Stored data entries
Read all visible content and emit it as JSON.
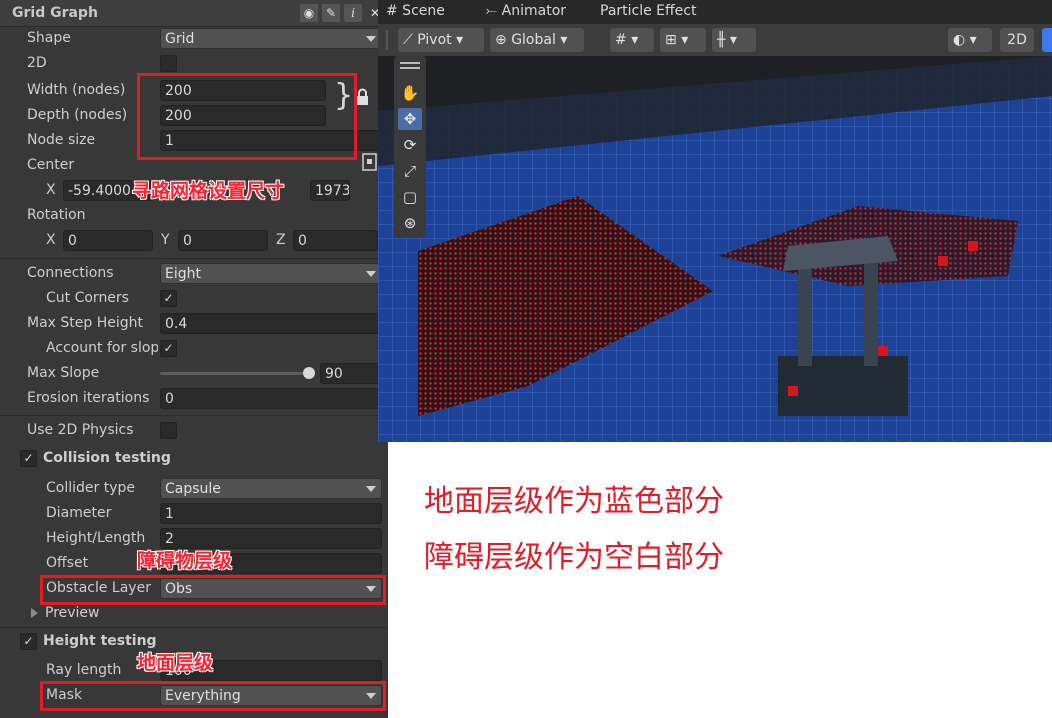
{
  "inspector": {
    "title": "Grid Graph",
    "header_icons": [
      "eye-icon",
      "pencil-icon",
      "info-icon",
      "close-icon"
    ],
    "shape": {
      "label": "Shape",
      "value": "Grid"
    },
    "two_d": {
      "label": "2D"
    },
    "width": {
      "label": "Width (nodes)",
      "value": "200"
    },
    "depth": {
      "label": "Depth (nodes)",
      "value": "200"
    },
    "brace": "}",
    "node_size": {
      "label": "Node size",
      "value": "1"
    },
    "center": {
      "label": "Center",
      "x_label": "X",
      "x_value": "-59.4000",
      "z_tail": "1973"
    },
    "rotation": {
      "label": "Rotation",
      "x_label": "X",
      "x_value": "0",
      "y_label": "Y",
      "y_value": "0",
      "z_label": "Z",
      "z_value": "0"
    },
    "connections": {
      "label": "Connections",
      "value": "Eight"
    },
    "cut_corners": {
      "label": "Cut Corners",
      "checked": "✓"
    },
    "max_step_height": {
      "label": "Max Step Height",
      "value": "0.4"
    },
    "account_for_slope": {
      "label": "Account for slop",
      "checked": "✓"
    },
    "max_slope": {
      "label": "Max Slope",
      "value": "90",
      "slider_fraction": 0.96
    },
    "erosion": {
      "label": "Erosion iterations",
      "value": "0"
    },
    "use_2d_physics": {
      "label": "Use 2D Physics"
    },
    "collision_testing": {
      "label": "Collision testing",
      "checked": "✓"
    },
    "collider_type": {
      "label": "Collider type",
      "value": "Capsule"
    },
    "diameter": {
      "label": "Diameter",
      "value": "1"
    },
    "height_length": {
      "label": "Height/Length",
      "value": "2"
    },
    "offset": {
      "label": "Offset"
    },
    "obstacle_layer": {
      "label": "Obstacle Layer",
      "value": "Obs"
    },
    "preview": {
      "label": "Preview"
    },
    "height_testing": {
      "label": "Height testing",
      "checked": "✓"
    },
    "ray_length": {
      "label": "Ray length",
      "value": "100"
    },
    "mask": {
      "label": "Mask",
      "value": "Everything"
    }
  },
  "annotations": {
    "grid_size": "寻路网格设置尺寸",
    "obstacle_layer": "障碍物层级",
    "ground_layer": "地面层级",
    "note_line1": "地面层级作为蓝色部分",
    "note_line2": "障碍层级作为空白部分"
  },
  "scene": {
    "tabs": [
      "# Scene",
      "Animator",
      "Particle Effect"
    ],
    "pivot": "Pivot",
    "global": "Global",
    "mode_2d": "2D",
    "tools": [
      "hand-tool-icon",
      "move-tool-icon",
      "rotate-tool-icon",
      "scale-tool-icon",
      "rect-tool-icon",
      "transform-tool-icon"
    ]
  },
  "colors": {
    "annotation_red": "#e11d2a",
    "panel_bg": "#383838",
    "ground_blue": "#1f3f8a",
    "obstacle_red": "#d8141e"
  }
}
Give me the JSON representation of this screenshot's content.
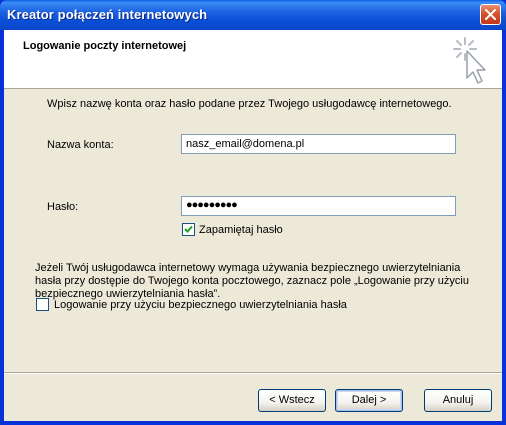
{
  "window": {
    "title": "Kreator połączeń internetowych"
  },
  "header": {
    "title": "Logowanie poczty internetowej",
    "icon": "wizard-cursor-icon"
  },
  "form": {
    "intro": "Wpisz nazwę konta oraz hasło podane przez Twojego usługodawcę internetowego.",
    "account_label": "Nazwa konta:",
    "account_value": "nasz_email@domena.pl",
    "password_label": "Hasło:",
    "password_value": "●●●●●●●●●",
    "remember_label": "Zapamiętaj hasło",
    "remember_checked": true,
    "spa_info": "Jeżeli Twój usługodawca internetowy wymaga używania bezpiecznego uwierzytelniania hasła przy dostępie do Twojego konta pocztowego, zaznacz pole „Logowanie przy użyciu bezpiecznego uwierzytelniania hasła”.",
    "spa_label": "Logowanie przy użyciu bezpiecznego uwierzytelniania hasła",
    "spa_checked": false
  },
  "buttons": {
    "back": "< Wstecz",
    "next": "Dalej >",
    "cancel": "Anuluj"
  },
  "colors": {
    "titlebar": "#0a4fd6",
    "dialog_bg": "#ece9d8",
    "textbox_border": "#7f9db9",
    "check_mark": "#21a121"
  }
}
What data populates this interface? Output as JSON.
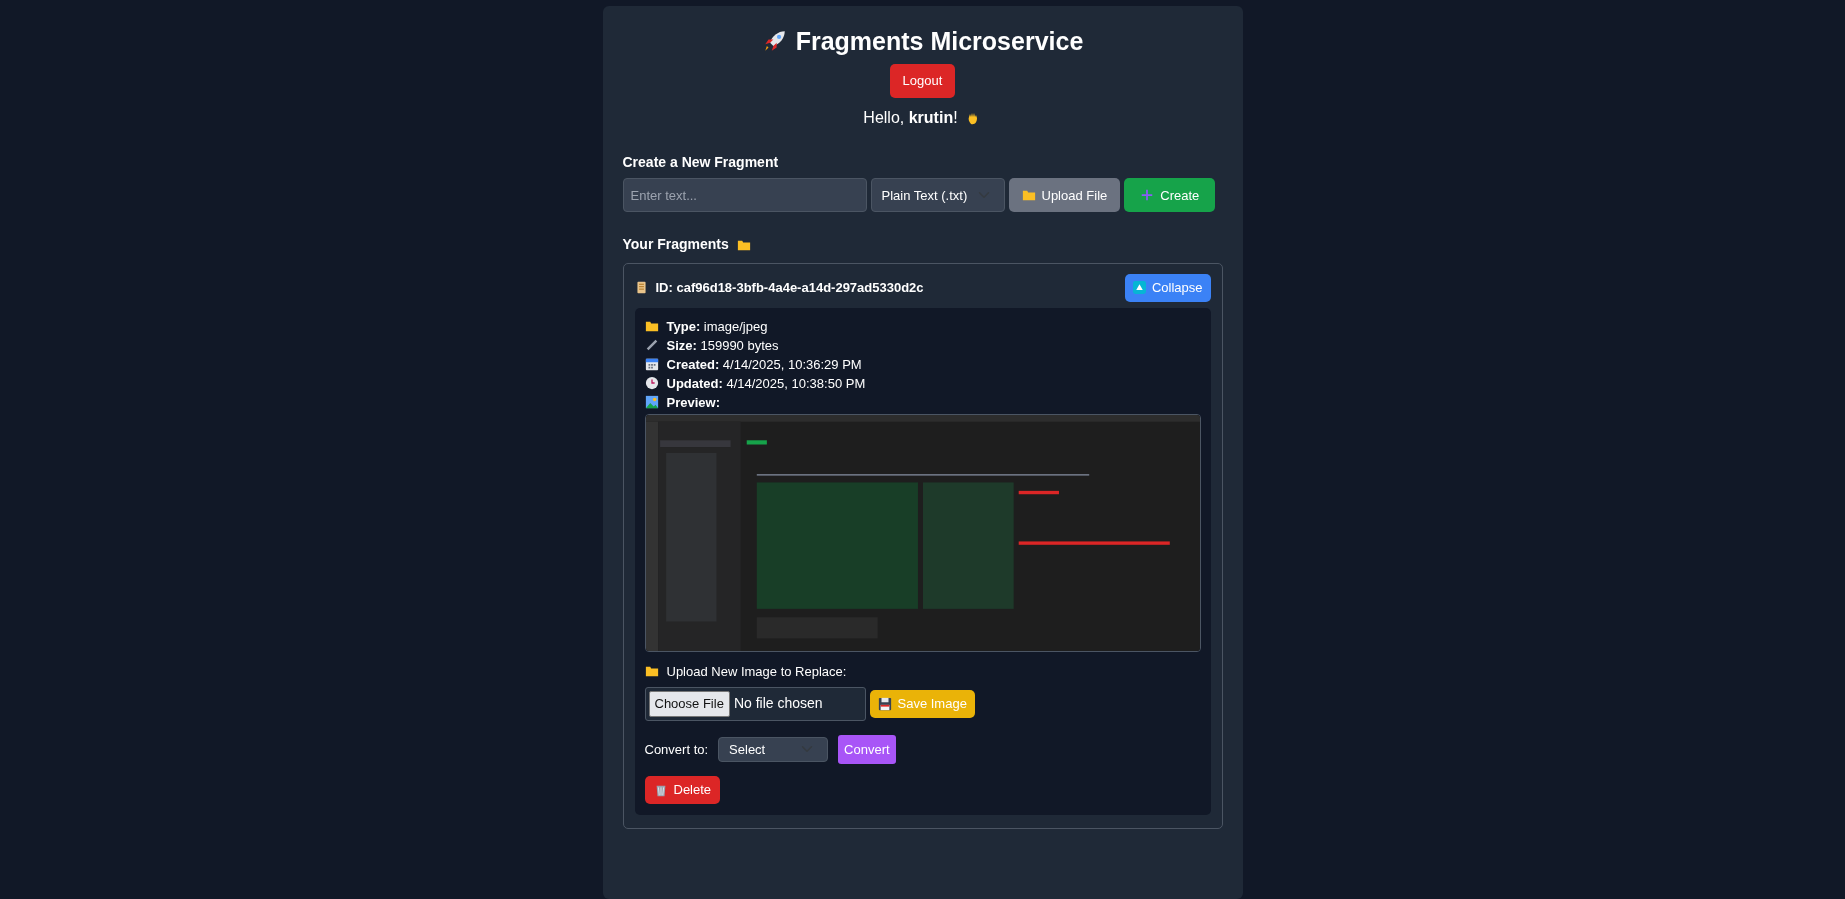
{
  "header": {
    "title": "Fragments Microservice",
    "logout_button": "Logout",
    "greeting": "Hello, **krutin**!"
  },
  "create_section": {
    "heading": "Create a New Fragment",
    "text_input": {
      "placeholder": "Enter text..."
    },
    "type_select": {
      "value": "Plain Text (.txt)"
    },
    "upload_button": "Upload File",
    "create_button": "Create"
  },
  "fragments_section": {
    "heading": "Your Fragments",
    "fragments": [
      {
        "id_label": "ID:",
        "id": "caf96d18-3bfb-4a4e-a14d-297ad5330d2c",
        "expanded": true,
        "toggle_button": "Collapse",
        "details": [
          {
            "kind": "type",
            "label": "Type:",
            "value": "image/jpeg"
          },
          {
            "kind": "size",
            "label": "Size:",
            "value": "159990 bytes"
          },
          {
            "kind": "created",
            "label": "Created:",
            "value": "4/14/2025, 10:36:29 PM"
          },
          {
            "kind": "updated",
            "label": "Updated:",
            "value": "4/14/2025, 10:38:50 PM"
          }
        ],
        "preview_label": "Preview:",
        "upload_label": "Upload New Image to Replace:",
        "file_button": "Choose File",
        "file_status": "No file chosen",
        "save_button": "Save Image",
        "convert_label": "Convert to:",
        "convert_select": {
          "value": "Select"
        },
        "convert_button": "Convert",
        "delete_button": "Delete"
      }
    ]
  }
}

> _Work to be completed_: Please set down each line of the data above exactly as written, without the pictures.

> _Exercise response_:
Read all visible content and emit it as JSON.
{
  "inspector": {
    "title": "Grid Graph",
    "header_icons": [
      "eye-icon",
      "pencil-icon",
      "info-icon",
      "close-icon"
    ],
    "shape": {
      "label": "Shape",
      "value": "Grid"
    },
    "two_d": {
      "label": "2D"
    },
    "width": {
      "label": "Width (nodes)",
      "value": "200"
    },
    "depth": {
      "label": "Depth (nodes)",
      "value": "200"
    },
    "brace": "}",
    "node_size": {
      "label": "Node size",
      "value": "1"
    },
    "center": {
      "label": "Center",
      "x_label": "X",
      "x_value": "-59.4000",
      "z_tail": "1973"
    },
    "rotation": {
      "label": "Rotation",
      "x_label": "X",
      "x_value": "0",
      "y_label": "Y",
      "y_value": "0",
      "z_label": "Z",
      "z_value": "0"
    },
    "connections": {
      "label": "Connections",
      "value": "Eight"
    },
    "cut_corners": {
      "label": "Cut Corners",
      "checked": "✓"
    },
    "max_step_height": {
      "label": "Max Step Height",
      "value": "0.4"
    },
    "account_for_slope": {
      "label": "Account for slop",
      "checked": "✓"
    },
    "max_slope": {
      "label": "Max Slope",
      "value": "90",
      "slider_fraction": 0.96
    },
    "erosion": {
      "label": "Erosion iterations",
      "value": "0"
    },
    "use_2d_physics": {
      "label": "Use 2D Physics"
    },
    "collision_testing": {
      "label": "Collision testing",
      "checked": "✓"
    },
    "collider_type": {
      "label": "Collider type",
      "value": "Capsule"
    },
    "diameter": {
      "label": "Diameter",
      "value": "1"
    },
    "height_length": {
      "label": "Height/Length",
      "value": "2"
    },
    "offset": {
      "label": "Offset"
    },
    "obstacle_layer": {
      "label": "Obstacle Layer",
      "value": "Obs"
    },
    "preview": {
      "label": "Preview"
    },
    "height_testing": {
      "label": "Height testing",
      "checked": "✓"
    },
    "ray_length": {
      "label": "Ray length",
      "value": "100"
    },
    "mask": {
      "label": "Mask",
      "value": "Everything"
    }
  },
  "annotations": {
    "grid_size": "寻路网格设置尺寸",
    "obstacle_layer": "障碍物层级",
    "ground_layer": "地面层级",
    "note_line1": "地面层级作为蓝色部分",
    "note_line2": "障碍层级作为空白部分"
  },
  "scene": {
    "tabs": [
      "# Scene",
      "Animator",
      "Particle Effect"
    ],
    "pivot": "Pivot",
    "global": "Global",
    "mode_2d": "2D",
    "tools": [
      "hand-tool-icon",
      "move-tool-icon",
      "rotate-tool-icon",
      "scale-tool-icon",
      "rect-tool-icon",
      "transform-tool-icon"
    ]
  },
  "colors": {
    "annotation_red": "#e11d2a",
    "panel_bg": "#383838",
    "ground_blue": "#1f3f8a",
    "obstacle_red": "#d8141e"
  }
}
Give me the JSON representation of this screenshot's content.
{
  "window": {
    "title": "Kreator połączeń internetowych"
  },
  "header": {
    "title": "Logowanie poczty internetowej",
    "icon": "wizard-cursor-icon"
  },
  "form": {
    "intro": "Wpisz nazwę konta oraz hasło podane przez Twojego usługodawcę internetowego.",
    "account_label": "Nazwa konta:",
    "account_value": "nasz_email@domena.pl",
    "password_label": "Hasło:",
    "password_value": "●●●●●●●●●",
    "remember_label": "Zapamiętaj hasło",
    "remember_checked": true,
    "spa_info": "Jeżeli Twój usługodawca internetowy wymaga używania bezpiecznego uwierzytelniania hasła przy dostępie do Twojego konta pocztowego, zaznacz pole „Logowanie przy użyciu bezpiecznego uwierzytelniania hasła”.",
    "spa_label": "Logowanie przy użyciu bezpiecznego uwierzytelniania hasła",
    "spa_checked": false
  },
  "buttons": {
    "back": "< Wstecz",
    "next": "Dalej >",
    "cancel": "Anuluj"
  },
  "colors": {
    "titlebar": "#0a4fd6",
    "dialog_bg": "#ece9d8",
    "textbox_border": "#7f9db9",
    "check_mark": "#21a121"
  }
}
What data populates this interface? Output as JSON.
{
  "header": {
    "title": "Fragments Microservice",
    "logout_button": "Logout",
    "greeting": "Hello, **krutin**!"
  },
  "create_section": {
    "heading": "Create a New Fragment",
    "text_input": {
      "placeholder": "Enter text..."
    },
    "type_select": {
      "value": "Plain Text (.txt)"
    },
    "upload_button": "Upload File",
    "create_button": "Create"
  },
  "fragments_section": {
    "heading": "Your Fragments",
    "fragments": [
      {
        "id_label": "ID:",
        "id": "caf96d18-3bfb-4a4e-a14d-297ad5330d2c",
        "expanded": true,
        "toggle_button": "Collapse",
        "details": [
          {
            "kind": "type",
            "label": "Type:",
            "value": "image/jpeg"
          },
          {
            "kind": "size",
            "label": "Size:",
            "value": "159990 bytes"
          },
          {
            "kind": "created",
            "label": "Created:",
            "value": "4/14/2025, 10:36:29 PM"
          },
          {
            "kind": "updated",
            "label": "Updated:",
            "value": "4/14/2025, 10:38:50 PM"
          }
        ],
        "preview_label": "Preview:",
        "upload_label": "Upload New Image to Replace:",
        "file_button": "Choose File",
        "file_status": "No file chosen",
        "save_button": "Save Image",
        "convert_label": "Convert to:",
        "convert_select": {
          "value": "Select"
        },
        "convert_button": "Convert",
        "delete_button": "Delete"
      }
    ]
  }
}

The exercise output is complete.